**Collected data entries**
>>>

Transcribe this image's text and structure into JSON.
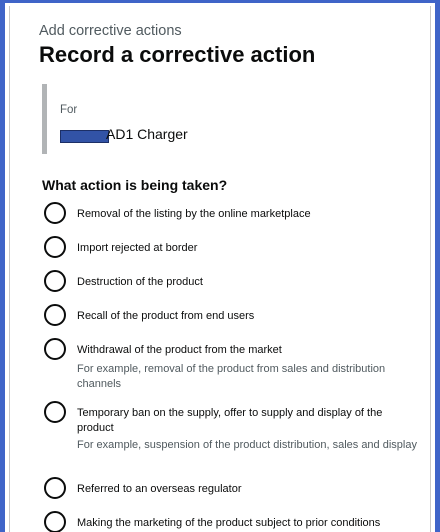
{
  "page": {
    "caption": "Add corrective actions",
    "title": "Record a corrective action"
  },
  "inset": {
    "for_label": "For",
    "product_name": "AD1 Charger"
  },
  "question": {
    "legend": "What action is being taken?",
    "options": [
      {
        "label": "Removal of the listing by the online marketplace",
        "hint": ""
      },
      {
        "label": "Import rejected at border",
        "hint": ""
      },
      {
        "label": "Destruction of the product",
        "hint": ""
      },
      {
        "label": "Recall of the product from end users",
        "hint": ""
      },
      {
        "label": "Withdrawal of the product from the market",
        "hint": "For example, removal of the product from sales and distribution channels"
      },
      {
        "label": "Temporary ban on the supply, offer to supply and display of the product",
        "hint": "For example, suspension of the product distribution, sales and display"
      },
      {
        "label": "Referred to an overseas regulator",
        "hint": ""
      },
      {
        "label": "Making the marketing of the product subject to prior conditions",
        "hint": ""
      }
    ]
  }
}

<<<

**WHAT TO WORK ON**
Write out the whole listing again, exactly, with no pictures.

**IN RESPONSE**
Transcribe this image's text and structure into JSON.
{
  "page": {
    "caption": "Add corrective actions",
    "title": "Record a corrective action"
  },
  "inset": {
    "for_label": "For",
    "product_name": "AD1 Charger"
  },
  "question": {
    "legend": "What action is being taken?",
    "options": [
      {
        "label": "Removal of the listing by the online marketplace",
        "hint": ""
      },
      {
        "label": "Import rejected at border",
        "hint": ""
      },
      {
        "label": "Destruction of the product",
        "hint": ""
      },
      {
        "label": "Recall of the product from end users",
        "hint": ""
      },
      {
        "label": "Withdrawal of the product from the market",
        "hint": "For example, removal of the product from sales and distribution channels"
      },
      {
        "label": "Temporary ban on the supply, offer to supply and display of the product",
        "hint": "For example, suspension of the product distribution, sales and display"
      },
      {
        "label": "Referred to an overseas regulator",
        "hint": ""
      },
      {
        "label": "Making the marketing of the product subject to prior conditions",
        "hint": ""
      }
    ]
  }
}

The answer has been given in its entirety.